Goal of the exercise -
Below are some records; repeat them all exactly, minus the pictures.

------------------------------

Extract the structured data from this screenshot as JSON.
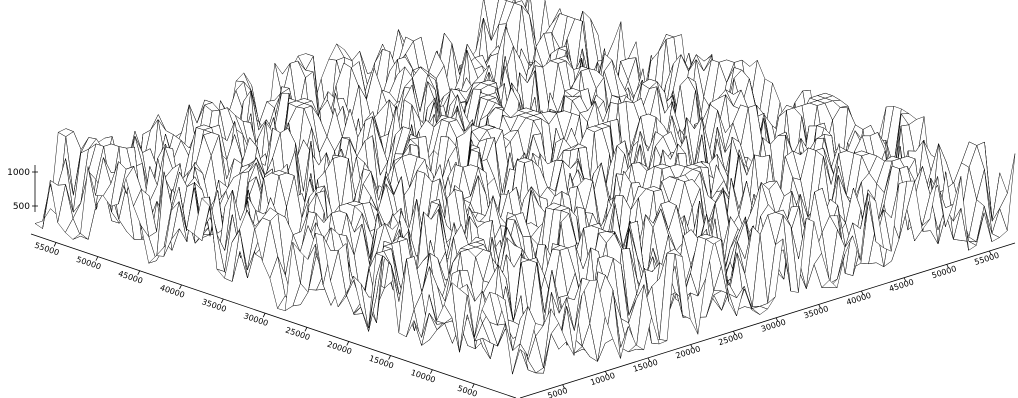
{
  "chart_data": {
    "type": "surface",
    "title": "",
    "xlabel": "",
    "ylabel": "",
    "zlabel": "",
    "z_ticks": [
      "500",
      "1000"
    ],
    "x_ticks": [
      "5000",
      "10000",
      "15000",
      "20000",
      "25000",
      "30000",
      "35000",
      "40000",
      "45000",
      "50000",
      "55000"
    ],
    "y_ticks": [
      "5000",
      "10000",
      "15000",
      "20000",
      "25000",
      "30000",
      "35000",
      "40000",
      "45000",
      "50000",
      "55000"
    ],
    "xlim": [
      0,
      58000
    ],
    "ylim": [
      0,
      58000
    ],
    "zlim": [
      400,
      1100
    ],
    "grid": false,
    "wireframe": true,
    "colors": {
      "line": "#000000",
      "fill": "#ffffff"
    }
  }
}
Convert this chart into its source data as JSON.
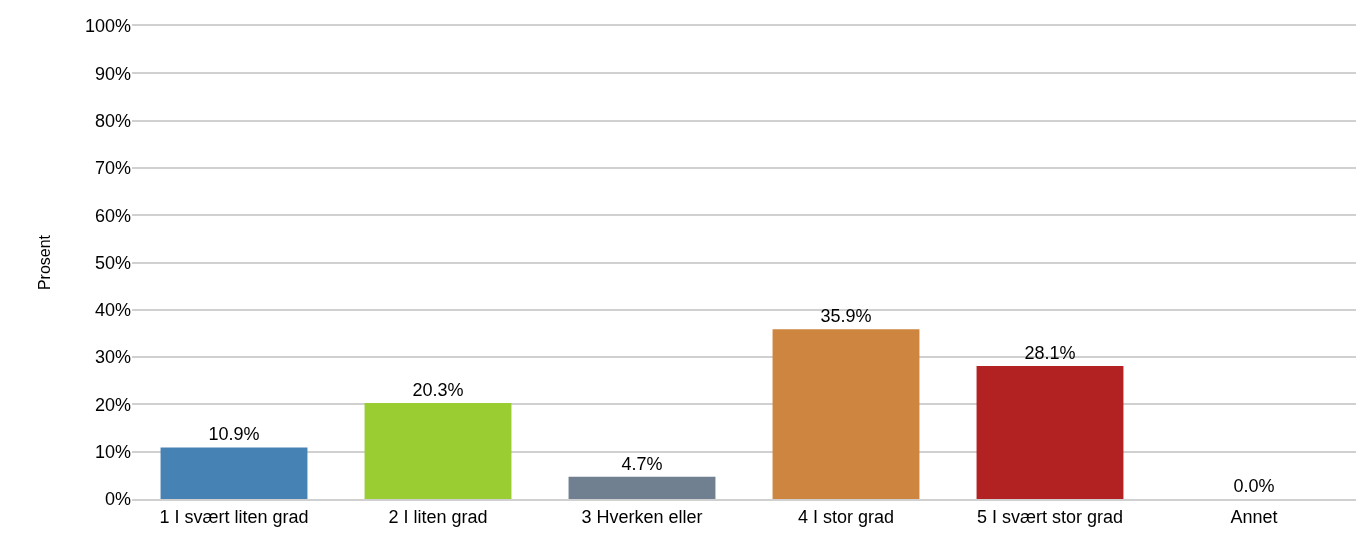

------------------------------

Written response -
Extract the structured data from this screenshot as JSON.
{
  "chart_data": {
    "type": "surface",
    "title": "",
    "xlabel": "",
    "ylabel": "",
    "zlabel": "",
    "z_ticks": [
      "500",
      "1000"
    ],
    "x_ticks": [
      "5000",
      "10000",
      "15000",
      "20000",
      "25000",
      "30000",
      "35000",
      "40000",
      "45000",
      "50000",
      "55000"
    ],
    "y_ticks": [
      "5000",
      "10000",
      "15000",
      "20000",
      "25000",
      "30000",
      "35000",
      "40000",
      "45000",
      "50000",
      "55000"
    ],
    "xlim": [
      0,
      58000
    ],
    "ylim": [
      0,
      58000
    ],
    "zlim": [
      400,
      1100
    ],
    "grid": false,
    "wireframe": true,
    "colors": {
      "line": "#000000",
      "fill": "#ffffff"
    }
  }
}
Convert this chart into its source data as JSON.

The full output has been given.